(Lines of data)
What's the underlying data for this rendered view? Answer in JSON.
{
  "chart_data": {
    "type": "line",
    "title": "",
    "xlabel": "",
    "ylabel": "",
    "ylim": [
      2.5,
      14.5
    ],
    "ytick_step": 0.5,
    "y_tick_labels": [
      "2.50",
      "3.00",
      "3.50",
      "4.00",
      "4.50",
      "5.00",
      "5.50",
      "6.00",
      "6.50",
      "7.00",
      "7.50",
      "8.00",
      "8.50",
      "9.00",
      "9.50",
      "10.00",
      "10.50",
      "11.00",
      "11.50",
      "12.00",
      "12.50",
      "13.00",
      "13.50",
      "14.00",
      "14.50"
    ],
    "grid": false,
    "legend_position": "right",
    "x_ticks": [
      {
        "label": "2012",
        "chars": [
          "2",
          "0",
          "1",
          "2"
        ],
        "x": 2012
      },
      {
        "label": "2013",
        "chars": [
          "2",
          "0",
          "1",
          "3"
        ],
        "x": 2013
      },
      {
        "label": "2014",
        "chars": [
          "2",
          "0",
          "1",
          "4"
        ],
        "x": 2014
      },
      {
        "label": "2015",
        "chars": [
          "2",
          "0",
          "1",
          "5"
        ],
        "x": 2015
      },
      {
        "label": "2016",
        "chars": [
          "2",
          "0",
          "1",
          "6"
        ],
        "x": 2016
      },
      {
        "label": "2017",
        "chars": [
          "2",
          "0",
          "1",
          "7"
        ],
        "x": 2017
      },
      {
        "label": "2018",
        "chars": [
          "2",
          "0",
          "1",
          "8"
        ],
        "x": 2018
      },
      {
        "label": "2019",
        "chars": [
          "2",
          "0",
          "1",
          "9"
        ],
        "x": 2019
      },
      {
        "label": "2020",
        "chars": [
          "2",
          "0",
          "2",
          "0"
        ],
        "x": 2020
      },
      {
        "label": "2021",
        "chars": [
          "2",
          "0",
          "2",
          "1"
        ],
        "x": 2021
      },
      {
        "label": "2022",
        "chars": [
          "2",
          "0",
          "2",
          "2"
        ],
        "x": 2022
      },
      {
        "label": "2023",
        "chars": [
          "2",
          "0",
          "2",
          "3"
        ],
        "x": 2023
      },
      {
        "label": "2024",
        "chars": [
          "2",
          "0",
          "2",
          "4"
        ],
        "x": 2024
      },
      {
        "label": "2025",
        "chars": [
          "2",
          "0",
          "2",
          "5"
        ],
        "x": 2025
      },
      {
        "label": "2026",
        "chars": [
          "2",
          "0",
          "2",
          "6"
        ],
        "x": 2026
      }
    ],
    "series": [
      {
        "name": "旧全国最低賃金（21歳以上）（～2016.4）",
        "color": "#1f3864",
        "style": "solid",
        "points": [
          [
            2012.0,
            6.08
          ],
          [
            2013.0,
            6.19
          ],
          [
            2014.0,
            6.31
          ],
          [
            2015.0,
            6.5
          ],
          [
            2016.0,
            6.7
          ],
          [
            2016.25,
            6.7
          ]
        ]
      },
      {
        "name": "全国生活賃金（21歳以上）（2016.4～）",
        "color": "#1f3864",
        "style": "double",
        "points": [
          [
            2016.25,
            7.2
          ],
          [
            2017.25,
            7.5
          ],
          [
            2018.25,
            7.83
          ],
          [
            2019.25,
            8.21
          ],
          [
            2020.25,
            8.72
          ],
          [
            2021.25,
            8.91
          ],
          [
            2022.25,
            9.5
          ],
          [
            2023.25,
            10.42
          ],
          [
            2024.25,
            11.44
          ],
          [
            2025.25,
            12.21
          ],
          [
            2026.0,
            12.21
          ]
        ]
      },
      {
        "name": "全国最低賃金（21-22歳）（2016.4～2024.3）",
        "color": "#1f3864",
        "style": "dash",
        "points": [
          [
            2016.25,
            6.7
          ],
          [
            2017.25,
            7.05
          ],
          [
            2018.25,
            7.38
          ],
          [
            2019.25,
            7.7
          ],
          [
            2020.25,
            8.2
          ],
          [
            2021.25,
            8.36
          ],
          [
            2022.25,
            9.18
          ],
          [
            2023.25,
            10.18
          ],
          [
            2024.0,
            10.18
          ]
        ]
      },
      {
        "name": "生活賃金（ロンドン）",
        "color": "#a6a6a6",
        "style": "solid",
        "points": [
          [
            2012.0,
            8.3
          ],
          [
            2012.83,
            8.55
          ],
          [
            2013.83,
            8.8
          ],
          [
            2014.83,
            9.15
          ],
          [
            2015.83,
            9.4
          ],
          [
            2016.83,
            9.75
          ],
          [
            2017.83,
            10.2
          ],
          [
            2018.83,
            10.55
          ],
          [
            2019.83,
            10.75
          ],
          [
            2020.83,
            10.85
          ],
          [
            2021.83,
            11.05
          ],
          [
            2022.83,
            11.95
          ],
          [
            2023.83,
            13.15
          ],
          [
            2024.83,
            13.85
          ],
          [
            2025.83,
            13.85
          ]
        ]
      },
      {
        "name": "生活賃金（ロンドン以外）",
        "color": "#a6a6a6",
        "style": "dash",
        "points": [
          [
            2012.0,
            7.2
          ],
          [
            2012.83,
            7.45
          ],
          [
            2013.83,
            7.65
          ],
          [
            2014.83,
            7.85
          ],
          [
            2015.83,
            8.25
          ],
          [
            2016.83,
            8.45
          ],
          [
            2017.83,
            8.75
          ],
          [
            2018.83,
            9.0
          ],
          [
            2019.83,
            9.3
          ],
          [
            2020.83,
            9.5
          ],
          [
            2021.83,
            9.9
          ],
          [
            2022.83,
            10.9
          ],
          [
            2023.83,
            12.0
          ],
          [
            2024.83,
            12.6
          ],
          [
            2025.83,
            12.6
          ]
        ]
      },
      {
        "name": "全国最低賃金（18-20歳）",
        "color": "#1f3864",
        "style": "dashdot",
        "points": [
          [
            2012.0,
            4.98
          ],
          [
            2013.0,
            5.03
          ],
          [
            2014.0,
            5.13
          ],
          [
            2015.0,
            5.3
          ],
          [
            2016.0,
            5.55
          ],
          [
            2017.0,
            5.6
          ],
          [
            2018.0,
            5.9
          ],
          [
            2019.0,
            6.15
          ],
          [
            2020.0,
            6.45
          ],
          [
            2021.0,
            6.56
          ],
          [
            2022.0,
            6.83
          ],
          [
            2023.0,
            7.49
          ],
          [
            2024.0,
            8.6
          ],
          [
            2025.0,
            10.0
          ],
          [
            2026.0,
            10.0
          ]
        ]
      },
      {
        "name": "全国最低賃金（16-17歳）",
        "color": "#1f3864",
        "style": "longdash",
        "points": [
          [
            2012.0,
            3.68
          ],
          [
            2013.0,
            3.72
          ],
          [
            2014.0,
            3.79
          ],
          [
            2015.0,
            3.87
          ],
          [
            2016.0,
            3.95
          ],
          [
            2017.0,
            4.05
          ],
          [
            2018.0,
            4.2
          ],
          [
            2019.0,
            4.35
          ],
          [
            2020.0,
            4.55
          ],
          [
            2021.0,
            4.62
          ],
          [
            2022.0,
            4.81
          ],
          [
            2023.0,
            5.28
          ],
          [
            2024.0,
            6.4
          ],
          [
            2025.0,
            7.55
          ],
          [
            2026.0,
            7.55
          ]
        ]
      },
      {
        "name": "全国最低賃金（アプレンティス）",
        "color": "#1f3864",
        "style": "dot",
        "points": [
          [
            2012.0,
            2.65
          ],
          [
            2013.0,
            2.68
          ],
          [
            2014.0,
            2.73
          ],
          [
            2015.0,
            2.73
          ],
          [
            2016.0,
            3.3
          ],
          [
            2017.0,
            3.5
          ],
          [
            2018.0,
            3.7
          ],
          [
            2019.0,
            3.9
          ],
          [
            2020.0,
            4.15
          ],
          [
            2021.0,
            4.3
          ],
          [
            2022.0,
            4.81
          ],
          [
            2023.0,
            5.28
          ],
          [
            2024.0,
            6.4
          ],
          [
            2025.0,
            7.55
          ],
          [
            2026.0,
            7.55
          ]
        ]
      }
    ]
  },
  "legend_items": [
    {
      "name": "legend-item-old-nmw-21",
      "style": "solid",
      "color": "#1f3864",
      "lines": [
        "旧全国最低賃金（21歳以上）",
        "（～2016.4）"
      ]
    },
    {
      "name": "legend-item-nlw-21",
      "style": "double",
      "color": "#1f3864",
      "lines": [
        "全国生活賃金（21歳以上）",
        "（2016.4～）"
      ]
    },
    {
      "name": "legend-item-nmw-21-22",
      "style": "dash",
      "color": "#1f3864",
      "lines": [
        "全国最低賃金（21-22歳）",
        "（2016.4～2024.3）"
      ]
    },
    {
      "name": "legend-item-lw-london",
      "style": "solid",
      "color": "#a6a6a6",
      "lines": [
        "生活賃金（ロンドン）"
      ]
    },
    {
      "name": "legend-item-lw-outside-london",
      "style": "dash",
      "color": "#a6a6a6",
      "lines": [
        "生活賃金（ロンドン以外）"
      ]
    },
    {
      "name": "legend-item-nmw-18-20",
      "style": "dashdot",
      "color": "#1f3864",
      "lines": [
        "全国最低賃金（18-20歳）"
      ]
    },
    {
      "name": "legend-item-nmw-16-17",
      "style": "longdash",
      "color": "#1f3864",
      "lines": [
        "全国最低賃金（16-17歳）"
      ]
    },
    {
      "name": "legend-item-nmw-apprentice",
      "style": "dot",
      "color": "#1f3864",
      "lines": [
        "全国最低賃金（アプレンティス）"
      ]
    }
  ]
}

Given problem: Go through the lines above. Select every one that has the string "london".

Written reply:
      "name": "legend-item-lw-london",
      "name": "legend-item-lw-outside-london",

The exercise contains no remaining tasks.